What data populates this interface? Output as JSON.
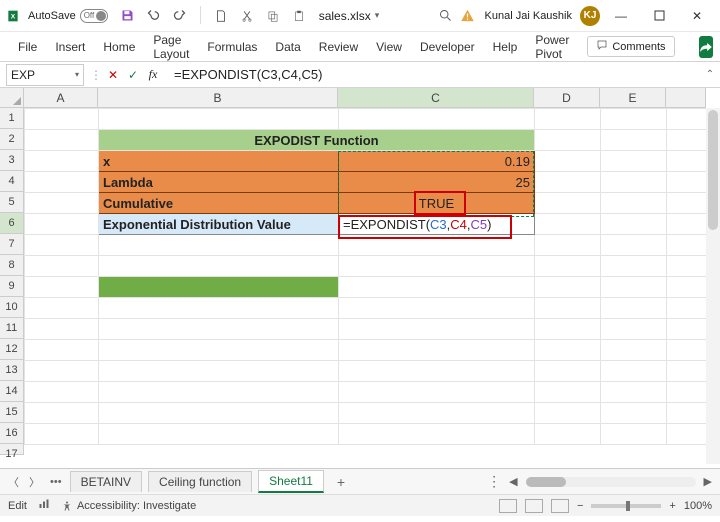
{
  "titlebar": {
    "autosave_label": "AutoSave",
    "autosave_state": "Off",
    "filename": "sales.xlsx",
    "user_name": "Kunal Jai Kaushik",
    "user_initials": "KJ"
  },
  "ribbon": {
    "tabs": [
      "File",
      "Insert",
      "Home",
      "Page Layout",
      "Formulas",
      "Data",
      "Review",
      "View",
      "Developer",
      "Help",
      "Power Pivot"
    ],
    "comments_label": "Comments"
  },
  "formula_bar": {
    "namebox": "EXP",
    "formula": "=EXPONDIST(C3,C4,C5)"
  },
  "columns": [
    "A",
    "B",
    "C",
    "D",
    "E"
  ],
  "rows": [
    "1",
    "2",
    "3",
    "4",
    "5",
    "6",
    "7",
    "8",
    "9",
    "10",
    "11",
    "12",
    "13",
    "14",
    "15",
    "16",
    "17"
  ],
  "cells": {
    "title": "EXPODIST Function",
    "r3_label": "x",
    "r3_val": "0.19",
    "r4_label": "Lambda",
    "r4_val": "25",
    "r5_label": "Cumulative",
    "r5_val": "TRUE",
    "r6_label": "Exponential Distribution Value",
    "r6_formula_prefix": "=EXPONDIST(",
    "r6_ref1": "C3",
    "r6_ref2": "C4",
    "r6_ref3": "C5",
    "r6_formula_suffix": ")"
  },
  "sheet_tabs": {
    "tabs": [
      "BETAINV",
      "Ceiling function",
      "Sheet11"
    ],
    "active": 2
  },
  "statusbar": {
    "mode": "Edit",
    "accessibility": "Accessibility: Investigate",
    "zoom": "100%"
  }
}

______

Copy out every line of the material above exactly, skipping the pictures.

What data populates this interface? Output as JSON.
{
  "titlebar": {
    "autosave_label": "AutoSave",
    "autosave_state": "Off",
    "filename": "sales.xlsx",
    "user_name": "Kunal Jai Kaushik",
    "user_initials": "KJ"
  },
  "ribbon": {
    "tabs": [
      "File",
      "Insert",
      "Home",
      "Page Layout",
      "Formulas",
      "Data",
      "Review",
      "View",
      "Developer",
      "Help",
      "Power Pivot"
    ],
    "comments_label": "Comments"
  },
  "formula_bar": {
    "namebox": "EXP",
    "formula": "=EXPONDIST(C3,C4,C5)"
  },
  "columns": [
    "A",
    "B",
    "C",
    "D",
    "E"
  ],
  "rows": [
    "1",
    "2",
    "3",
    "4",
    "5",
    "6",
    "7",
    "8",
    "9",
    "10",
    "11",
    "12",
    "13",
    "14",
    "15",
    "16",
    "17"
  ],
  "cells": {
    "title": "EXPODIST Function",
    "r3_label": "x",
    "r3_val": "0.19",
    "r4_label": "Lambda",
    "r4_val": "25",
    "r5_label": "Cumulative",
    "r5_val": "TRUE",
    "r6_label": "Exponential Distribution Value",
    "r6_formula_prefix": "=EXPONDIST(",
    "r6_ref1": "C3",
    "r6_ref2": "C4",
    "r6_ref3": "C5",
    "r6_formula_suffix": ")"
  },
  "sheet_tabs": {
    "tabs": [
      "BETAINV",
      "Ceiling function",
      "Sheet11"
    ],
    "active": 2
  },
  "statusbar": {
    "mode": "Edit",
    "accessibility": "Accessibility: Investigate",
    "zoom": "100%"
  }
}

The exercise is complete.